• **Lines of data**:
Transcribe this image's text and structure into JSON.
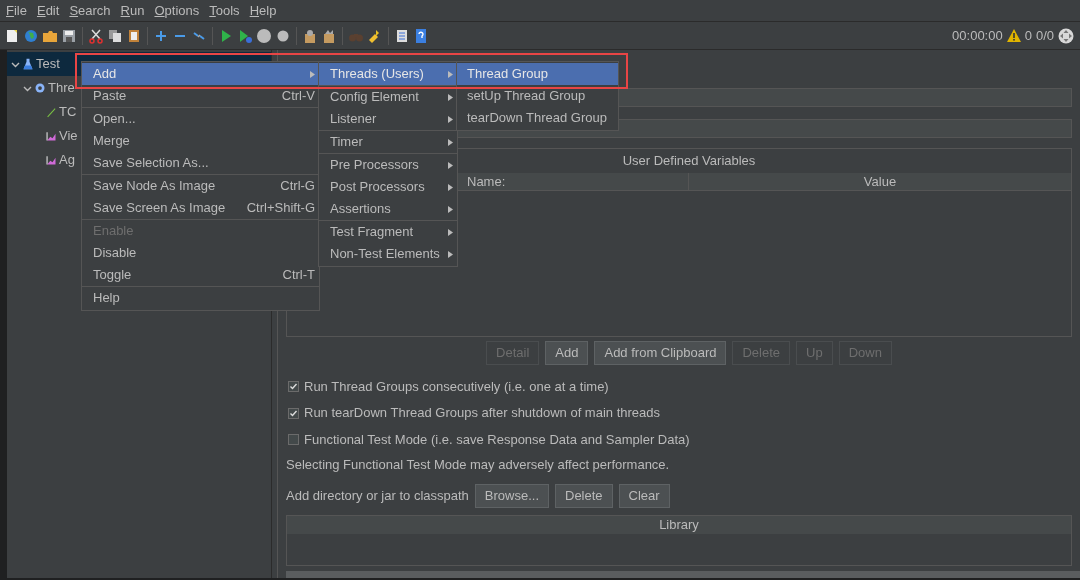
{
  "menubar": [
    {
      "label": "File"
    },
    {
      "label": "Edit"
    },
    {
      "label": "Search"
    },
    {
      "label": "Run"
    },
    {
      "label": "Options"
    },
    {
      "label": "Tools"
    },
    {
      "label": "Help"
    }
  ],
  "status": {
    "elapsed": "00:00:00",
    "warnings": "0",
    "threads": "0/0"
  },
  "tree": [
    {
      "label": "Test",
      "kind": "plan",
      "selected": true,
      "expanded": true,
      "children": [
        {
          "label": "Thre",
          "kind": "threads",
          "selected": false,
          "expanded": true,
          "children": [
            {
              "label": "TC",
              "kind": "sampler",
              "selected": false
            },
            {
              "label": "Vie",
              "kind": "listener",
              "selected": false
            },
            {
              "label": "Ag",
              "kind": "listener",
              "selected": false
            }
          ]
        }
      ]
    }
  ],
  "context_menu": [
    [
      {
        "label": "Add",
        "selected": true,
        "disabled": false,
        "submenu": true
      },
      {
        "label": "Paste",
        "shortcut": "Ctrl-V",
        "selected": false,
        "disabled": false,
        "submenu": false
      }
    ],
    [
      {
        "label": "Open...",
        "selected": false,
        "disabled": false,
        "submenu": false
      },
      {
        "label": "Merge",
        "selected": false,
        "disabled": false,
        "submenu": false
      },
      {
        "label": "Save Selection As...",
        "selected": false,
        "disabled": false,
        "submenu": false
      }
    ],
    [
      {
        "label": "Save Node As Image",
        "shortcut": "Ctrl-G",
        "selected": false,
        "disabled": false,
        "submenu": false
      },
      {
        "label": "Save Screen As Image",
        "shortcut": "Ctrl+Shift-G",
        "selected": false,
        "disabled": false,
        "submenu": false
      }
    ],
    [
      {
        "label": "Enable",
        "selected": false,
        "disabled": true,
        "submenu": false
      },
      {
        "label": "Disable",
        "selected": false,
        "disabled": false,
        "submenu": false
      },
      {
        "label": "Toggle",
        "shortcut": "Ctrl-T",
        "selected": false,
        "disabled": false,
        "submenu": false
      }
    ],
    [
      {
        "label": "Help",
        "selected": false,
        "disabled": false,
        "submenu": false
      }
    ]
  ],
  "add_submenu": [
    [
      {
        "label": "Threads (Users)",
        "selected": true,
        "submenu": true
      }
    ],
    [
      {
        "label": "Config Element",
        "selected": false,
        "submenu": true
      },
      {
        "label": "Listener",
        "selected": false,
        "submenu": true
      }
    ],
    [
      {
        "label": "Timer",
        "selected": false,
        "submenu": true
      }
    ],
    [
      {
        "label": "Pre Processors",
        "selected": false,
        "submenu": true
      },
      {
        "label": "Post Processors",
        "selected": false,
        "submenu": true
      },
      {
        "label": "Assertions",
        "selected": false,
        "submenu": true
      }
    ],
    [
      {
        "label": "Test Fragment",
        "selected": false,
        "submenu": true
      },
      {
        "label": "Non-Test Elements",
        "selected": false,
        "submenu": true
      }
    ]
  ],
  "threads_submenu": [
    {
      "label": "Thread Group",
      "selected": true
    },
    {
      "label": "setUp Thread Group",
      "selected": false
    },
    {
      "label": "tearDown Thread Group",
      "selected": false
    }
  ],
  "variables": {
    "title": "User Defined Variables",
    "columns": [
      "Name:",
      "Value"
    ]
  },
  "variable_buttons": [
    {
      "label": "Detail",
      "disabled": true
    },
    {
      "label": "Add",
      "disabled": false
    },
    {
      "label": "Add from Clipboard",
      "disabled": false
    },
    {
      "label": "Delete",
      "disabled": true
    },
    {
      "label": "Up",
      "disabled": true
    },
    {
      "label": "Down",
      "disabled": true
    }
  ],
  "options": [
    {
      "label": "Run Thread Groups consecutively (i.e. one at a time)",
      "checked": true
    },
    {
      "label": "Run tearDown Thread Groups after shutdown of main threads",
      "checked": true
    },
    {
      "label": "Functional Test Mode (i.e. save Response Data and Sampler Data)",
      "checked": false
    }
  ],
  "note": "Selecting Functional Test Mode may adversely affect performance.",
  "classpath": {
    "label": "Add directory or jar to classpath",
    "buttons": [
      "Browse...",
      "Delete",
      "Clear"
    ],
    "column": "Library"
  }
}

• **To be done**: Search the data above for the string "Groups" and return every line that has it.

• **Reply to the exercise**:
      "label": "Run Thread Groups consecutively (i.e. one at a time)",
      "label": "Run tearDown Thread Groups after shutdown of main threads",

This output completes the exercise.